[RECORDS FOR THIS TASK — start]

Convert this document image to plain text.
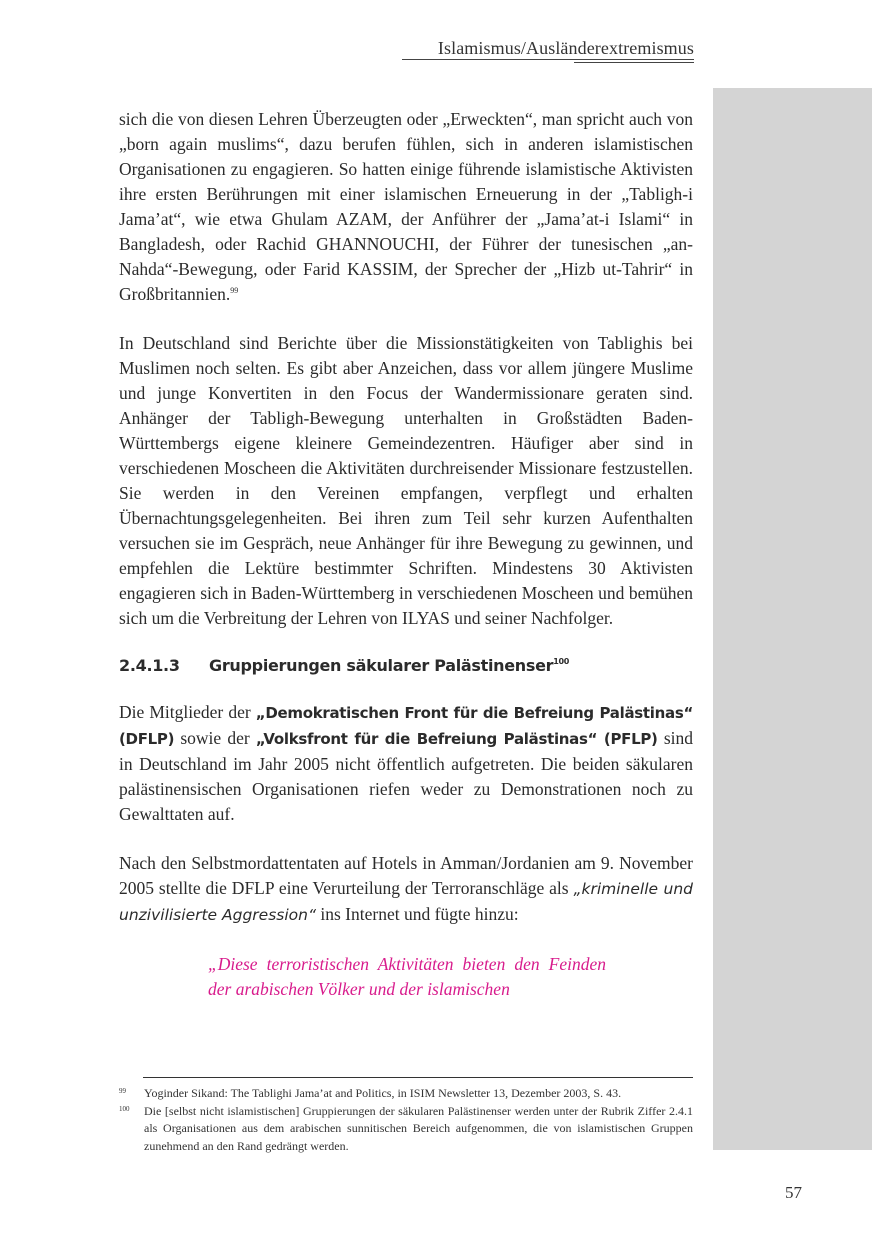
Islamismus/Ausländerextremismus

sich die von diesen Lehren Überzeugten oder „Erweckten“, man spricht auch von „born again muslims“, dazu berufen fühlen, sich in anderen islamistischen Organisationen zu engagieren. So hatten einige führende islamistische Aktivisten ihre ersten Berührungen mit einer islamischen Erneuerung in der „Tabligh-i Jama’at“, wie etwa Ghulam AZAM, der Anführer der „Jama’at-i Islami“ in Bangladesh, oder Rachid GHANNOUCHI, der Führer der tunesischen „an-Nahda“-Bewegung, oder Farid KASSIM, der Sprecher der „Hizb ut-Tahrir“ in Großbritannien.$^{99}$

In Deutschland sind Berichte über die Missionstätigkeiten von Tablighis bei Muslimen noch selten. Es gibt aber Anzeichen, dass vor allem jüngere Muslime und junge Konvertiten in den Focus der Wandermissionare geraten sind. Anhänger der Tabligh-Bewegung unterhalten in Großstädten Baden-Württembergs eigene kleinere Gemeindezentren. Häufiger aber sind in verschiedenen Moscheen die Aktivitäten durchreisender Missionare festzustellen. Sie werden in den Vereinen empfangen, verpflegt und erhalten Übernachtungsgelegenheiten. Bei ihren zum Teil sehr kurzen Aufenthalten versuchen sie im Gespräch, neue Anhänger für ihre Bewegung zu gewinnen, und empfehlen die Lektüre bestimmter Schriften. Mindestens 30 Aktivisten engagieren sich in Baden-Württemberg in verschiedenen Moscheen und bemühen sich um die Verbreitung der Lehren von ILYAS und seiner Nachfolger.

2.4.1.3 Gruppierungen säkularer Palästinenser$^{100}$

Die Mitglieder der „Demokratischen Front für die Befreiung Palästinas“ (DFLP) sowie der „Volksfront für die Befreiung Palästinas“ (PFLP) sind in Deutschland im Jahr 2005 nicht öffentlich aufgetreten. Die beiden säkularen palästinensischen Organisationen riefen weder zu Demonstrationen noch zu Gewalttaten auf.

Nach den Selbstmordattentaten auf Hotels in Amman/Jordanien am 9. November 2005 stellte die DFLP eine Verurteilung der Terroranschläge als „kriminelle und unzivilisierte Aggression“ ins Internet und fügte hinzu:

„Diese terroristischen Aktivitäten bieten den Feinden der arabischen Völker und der islamischen
99 Yoginder Sikand: The Tablighi Jama’at and Politics, in ISIM Newsletter 13, Dezember 2003, S. 43.
100 Die [selbst nicht islamistischen] Gruppierungen der säkularen Palästinenser werden unter der Rubrik Ziffer 2.4.1 als Organisationen aus dem arabischen sunnitischen Bereich aufgenommen, die von islamistischen Gruppen zunehmend an den Rand gedrängt werden.
57
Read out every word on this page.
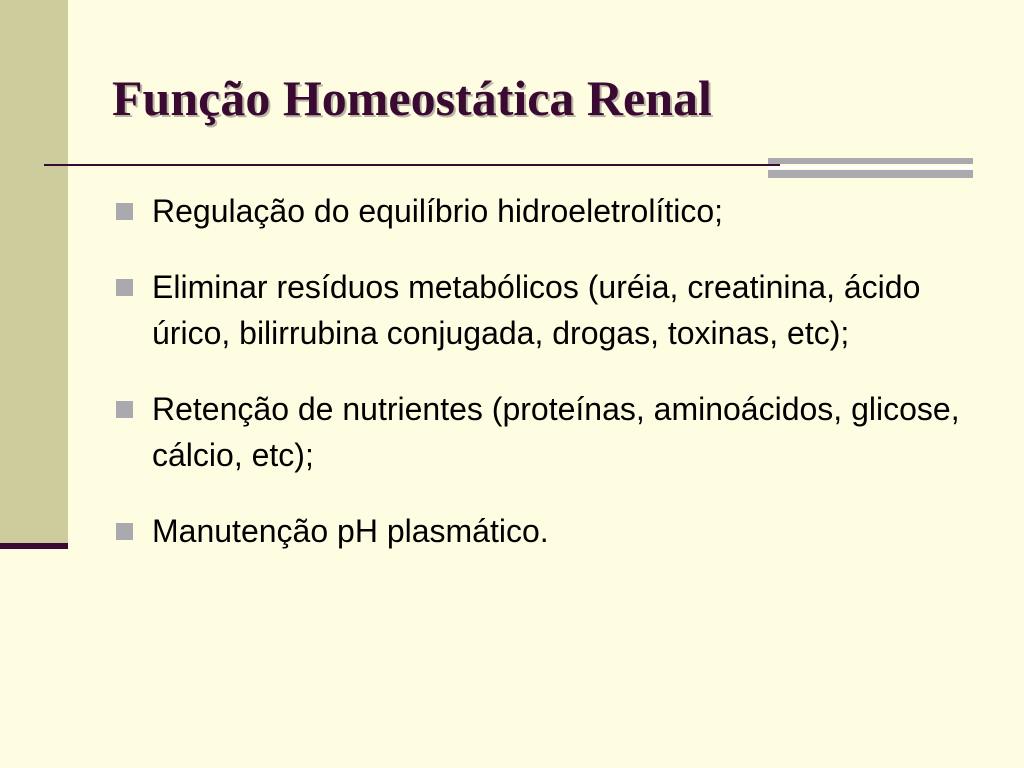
Função Homeostática Renal
Regulação do equilíbrio hidroeletrolítico;
Eliminar resíduos metabólicos (uréia, creatinina, ácido úrico, bilirrubina conjugada, drogas, toxinas, etc);
Retenção de nutrientes (proteínas, aminoácidos, glicose, cálcio, etc);
Manutenção pH plasmático.
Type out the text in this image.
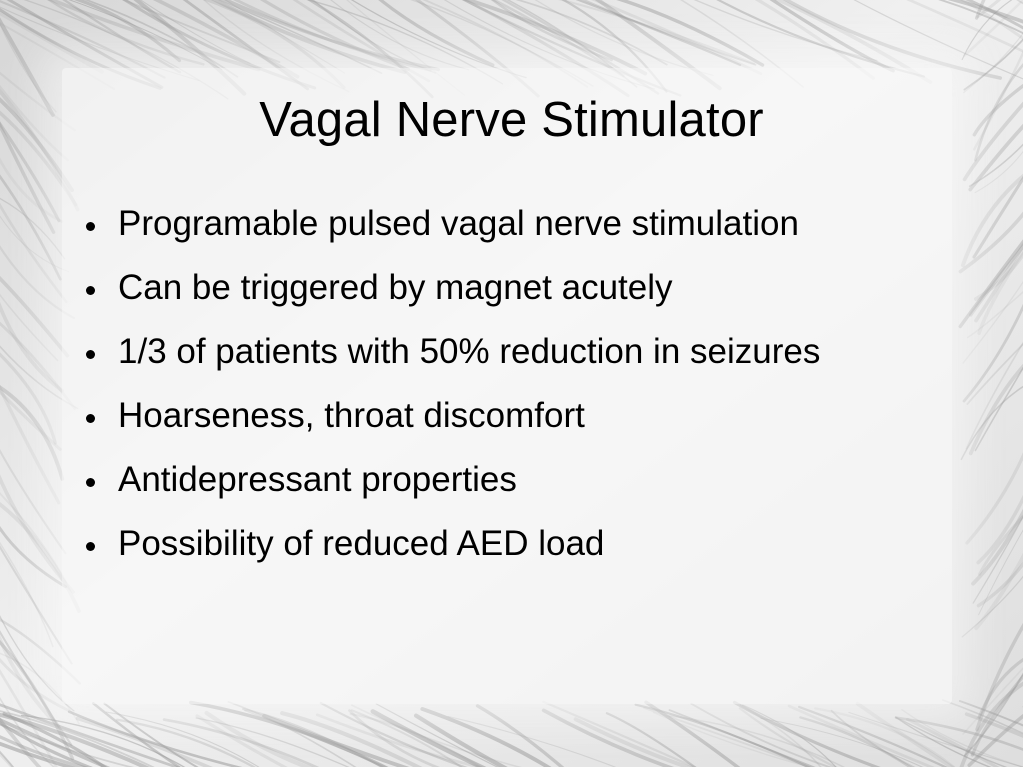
Vagal Nerve Stimulator
Programable pulsed vagal nerve stimulation
Can be triggered by magnet acutely
1/3 of patients with 50% reduction in seizures
Hoarseness, throat discomfort
Antidepressant properties
Possibility of reduced AED load
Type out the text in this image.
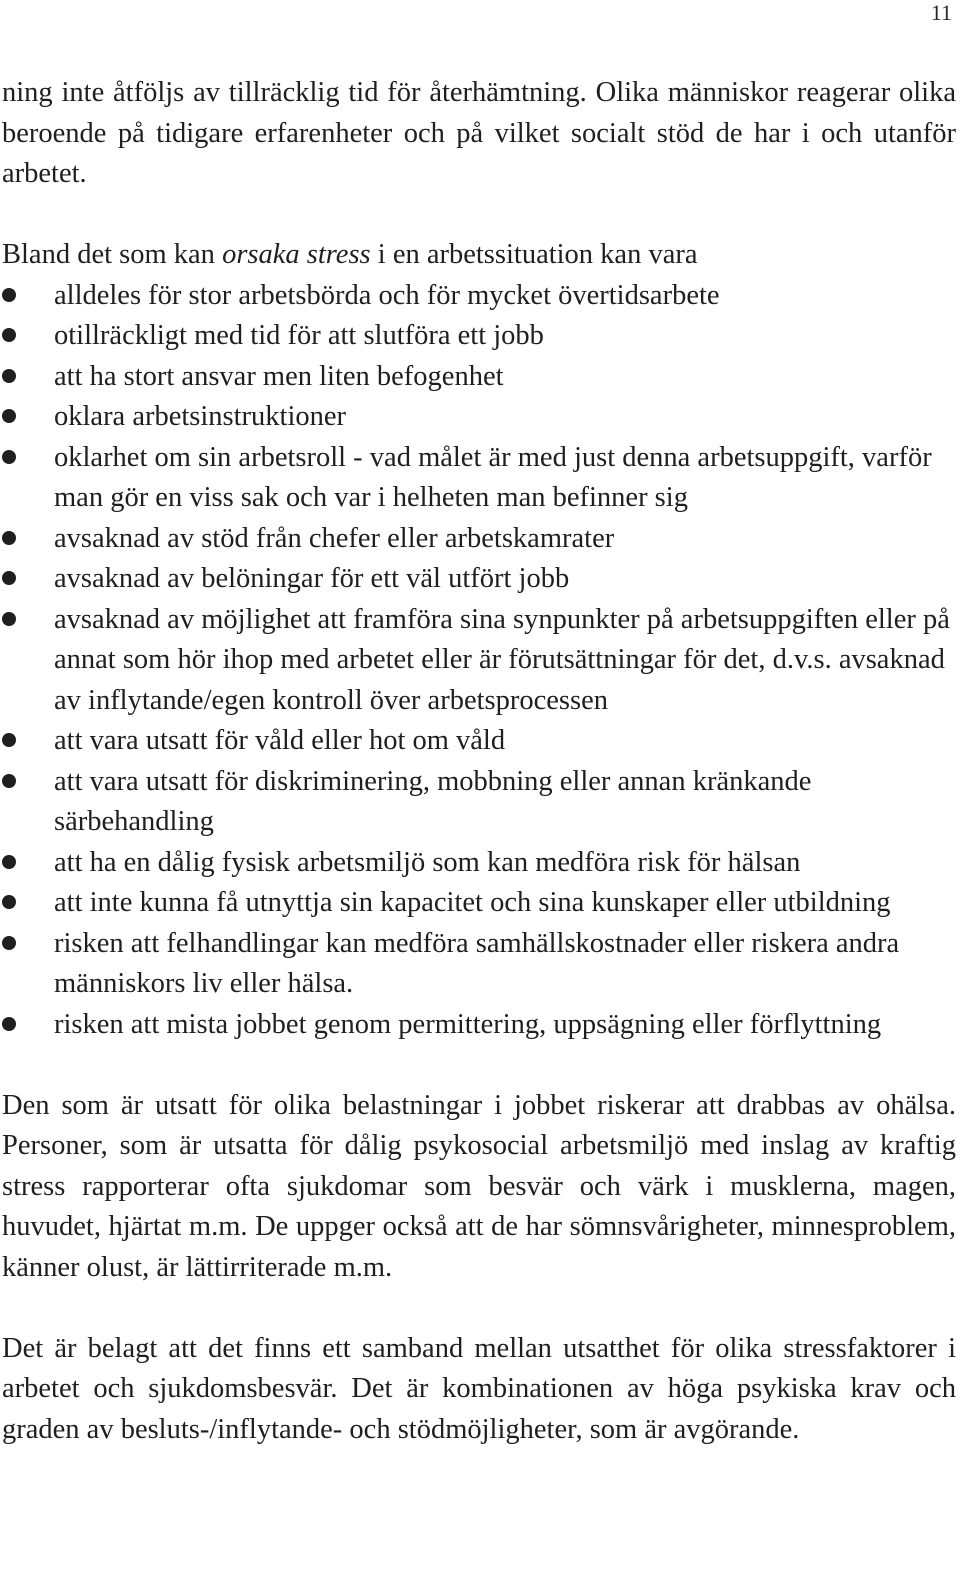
11

ning inte åtföljs av tillräcklig tid för återhämtning. Olika människor reagerar olika beroende på tidigare erfarenheter och på vilket socialt stöd de har i och utanför arbetet.

Bland det som kan orsaka stress i en arbetssituation kan vara

alldeles för stor arbetsbörda och för mycket övertidsarbete
otillräckligt med tid för att slutföra ett jobb
att ha stort ansvar men liten befogenhet
oklara arbetsinstruktioner
oklarhet om sin arbetsroll - vad målet är med just denna arbetsuppgift, varför man gör en viss sak och var i helheten man befinner sig
avsaknad av stöd från chefer eller arbetskamrater
avsaknad av belöningar för ett väl utfört jobb
avsaknad av möjlighet att framföra sina synpunkter på arbetsuppgiften eller på annat som hör ihop med arbetet eller är förutsättningar för det, d.v.s. avsaknad av inflytande/egen kontroll över arbetsprocessen
att vara utsatt för våld eller hot om våld
att vara utsatt för diskriminering, mobbning eller annan kränkande särbehandling
att ha en dålig fysisk arbetsmiljö som kan medföra risk för hälsan
att inte kunna få utnyttja sin kapacitet och sina kunskaper eller utbildning
risken att felhandlingar kan medföra samhällskostnader eller riskera andra människors liv eller hälsa.
risken att mista jobbet genom permittering, uppsägning eller förflyttning

Den som är utsatt för olika belastningar i jobbet riskerar att drabbas av ohälsa. Personer, som är utsatta för dålig psykosocial arbetsmiljö med inslag av kraftig stress rapporterar ofta sjukdomar som besvär och värk i musklerna, magen, huvudet, hjärtat m.m. De uppger också att de har sömnsvårigheter, minnesproblem, känner olust, är lättirriterade m.m.

Det är belagt att det finns ett samband mellan utsatthet för olika stressfaktorer i arbetet och sjukdomsbesvär. Det är kombinationen av höga psykiska krav och graden av besluts-/inflytande- och stödmöjligheter, som är avgörande.
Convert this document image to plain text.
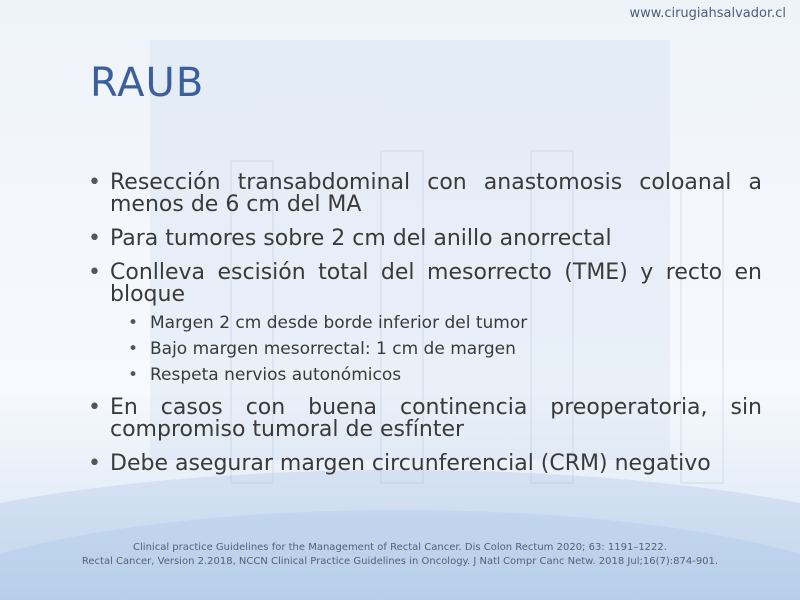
www.cirugiahsalvador.cl
RAUB
• Resección transabdominal con anastomosis coloanal a menos de 6 cm del MA
• Para tumores sobre 2 cm del anillo anorrectal
• Conlleva escisión total del mesorrecto (TME) y recto en bloque
• Margen 2 cm desde borde inferior del tumor
• Bajo margen mesorrectal: 1 cm de margen
• Respeta nervios autonómicos
• En casos con buena continencia preoperatoria, sin compromiso tumoral de esfínter
• Debe asegurar margen circunferencial (CRM) negativo
Clinical practice Guidelines for the Management of Rectal Cancer. Dis Colon Rectum 2020; 63: 1191–1222.
Rectal Cancer, Version 2.2018, NCCN Clinical Practice Guidelines in Oncology. J Natl Compr Canc Netw. 2018 Jul;16(7):874-901.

[RECORDS FOR THIS TASK — finish]

**WHAT YOU HAVE TO DO**
Please give the data again in full, exactly as written, but without any images.

**ANSWER FOR THIS EXERCISE**
Convert this document image to plain text.
Islamismus/Ausländerextremismus

sich die von diesen Lehren Überzeugten oder „Erweckten“, man spricht auch von „born again muslims“, dazu berufen fühlen, sich in anderen islamistischen Organisationen zu engagieren. So hatten einige führende islamistische Aktivisten ihre ersten Berührungen mit einer islamischen Erneuerung in der „Tabligh-i Jama’at“, wie etwa Ghulam AZAM, der Anführer der „Jama’at-i Islami“ in Bangladesh, oder Rachid GHANNOUCHI, der Führer der tunesischen „an-Nahda“-Bewegung, oder Farid KASSIM, der Sprecher der „Hizb ut-Tahrir“ in Großbritannien.$^{99}$

In Deutschland sind Berichte über die Missionstätigkeiten von Tablighis bei Muslimen noch selten. Es gibt aber Anzeichen, dass vor allem jüngere Muslime und junge Konvertiten in den Focus der Wandermissionare geraten sind. Anhänger der Tabligh-Bewegung unterhalten in Großstädten Baden-Württembergs eigene kleinere Gemeindezentren. Häufiger aber sind in verschiedenen Moscheen die Aktivitäten durchreisender Missionare festzustellen. Sie werden in den Vereinen empfangen, verpflegt und erhalten Übernachtungsgelegenheiten. Bei ihren zum Teil sehr kurzen Aufenthalten versuchen sie im Gespräch, neue Anhänger für ihre Bewegung zu gewinnen, und empfehlen die Lektüre bestimmter Schriften. Mindestens 30 Aktivisten engagieren sich in Baden-Württemberg in verschiedenen Moscheen und bemühen sich um die Verbreitung der Lehren von ILYAS und seiner Nachfolger.

2.4.1.3 Gruppierungen säkularer Palästinenser$^{100}$

Die Mitglieder der „Demokratischen Front für die Befreiung Palästinas“ (DFLP) sowie der „Volksfront für die Befreiung Palästinas“ (PFLP) sind in Deutschland im Jahr 2005 nicht öffentlich aufgetreten. Die beiden säkularen palästinensischen Organisationen riefen weder zu Demonstrationen noch zu Gewalttaten auf.

Nach den Selbstmordattentaten auf Hotels in Amman/Jordanien am 9. November 2005 stellte die DFLP eine Verurteilung der Terroranschläge als „kriminelle und unzivilisierte Aggression“ ins Internet und fügte hinzu:

„Diese terroristischen Aktivitäten bieten den Feinden der arabischen Völker und der islamischen
99 Yoginder Sikand: The Tablighi Jama’at and Politics, in ISIM Newsletter 13, Dezember 2003, S. 43.
100 Die [selbst nicht islamistischen] Gruppierungen der säkularen Palästinenser werden unter der Rubrik Ziffer 2.4.1 als Organisationen aus dem arabischen sunnitischen Bereich aufgenommen, die von islamistischen Gruppen zunehmend an den Rand gedrängt werden.
57
Read out every word on this page.
Função Homeostática Renal
Regulação do equilíbrio hidroeletrolítico;
Eliminar resíduos metabólicos (uréia, creatinina, ácido úrico, bilirrubina conjugada, drogas, toxinas, etc);
Retenção de nutrientes (proteínas, aminoácidos, glicose, cálcio, etc);
Manutenção pH plasmático.
Type out the text in this image.
Vagal Nerve Stimulator
Programable pulsed vagal nerve stimulation
Can be triggered by magnet acutely
1/3 of patients with 50% reduction in seizures
Hoarseness, throat discomfort
Antidepressant properties
Possibility of reduced AED load
Type out the text in this image.
11

ning inte åtföljs av tillräcklig tid för återhämtning. Olika människor reagerar olika beroende på tidigare erfarenheter och på vilket socialt stöd de har i och utanför arbetet.

Bland det som kan orsaka stress i en arbetssituation kan vara

alldeles för stor arbetsbörda och för mycket övertidsarbete
otillräckligt med tid för att slutföra ett jobb
att ha stort ansvar men liten befogenhet
oklara arbetsinstruktioner
oklarhet om sin arbetsroll - vad målet är med just denna arbetsuppgift, varför man gör en viss sak och var i helheten man befinner sig
avsaknad av stöd från chefer eller arbetskamrater
avsaknad av belöningar för ett väl utfört jobb
avsaknad av möjlighet att framföra sina synpunkter på arbetsuppgiften eller på annat som hör ihop med arbetet eller är förutsättningar för det, d.v.s. avsaknad av inflytande/egen kontroll över arbetsprocessen
att vara utsatt för våld eller hot om våld
att vara utsatt för diskriminering, mobbning eller annan kränkande särbehandling
att ha en dålig fysisk arbetsmiljö som kan medföra risk för hälsan
att inte kunna få utnyttja sin kapacitet och sina kunskaper eller utbildning
risken att felhandlingar kan medföra samhällskostnader eller riskera andra människors liv eller hälsa.
risken att mista jobbet genom permittering, uppsägning eller förflyttning

Den som är utsatt för olika belastningar i jobbet riskerar att drabbas av ohälsa. Personer, som är utsatta för dålig psykosocial arbetsmiljö med inslag av kraftig stress rapporterar ofta sjukdomar som besvär och värk i musklerna, magen, huvudet, hjärtat m.m. De uppger också att de har sömnsvårigheter, minnesproblem, känner olust, är lättirriterade m.m.

Det är belagt att det finns ett samband mellan utsatthet för olika stressfaktorer i arbetet och sjukdomsbesvär. Det är kombinationen av höga psykiska krav och graden av besluts-/inflytande- och stödmöjligheter, som är avgörande.
Convert this document image to plain text.
www.cirugiahsalvador.cl
RAUB
• Resección transabdominal con anastomosis coloanal a menos de 6 cm del MA
• Para tumores sobre 2 cm del anillo anorrectal
• Conlleva escisión total del mesorrecto (TME) y recto en bloque
• Margen 2 cm desde borde inferior del tumor
• Bajo margen mesorrectal: 1 cm de margen
• Respeta nervios autonómicos
• En casos con buena continencia preoperatoria, sin compromiso tumoral de esfínter
• Debe asegurar margen circunferencial (CRM) negativo
Clinical practice Guidelines for the Management of Rectal Cancer. Dis Colon Rectum 2020; 63: 1191–1222.
Rectal Cancer, Version 2.2018, NCCN Clinical Practice Guidelines in Oncology. J Natl Compr Canc Netw. 2018 Jul;16(7):874-901.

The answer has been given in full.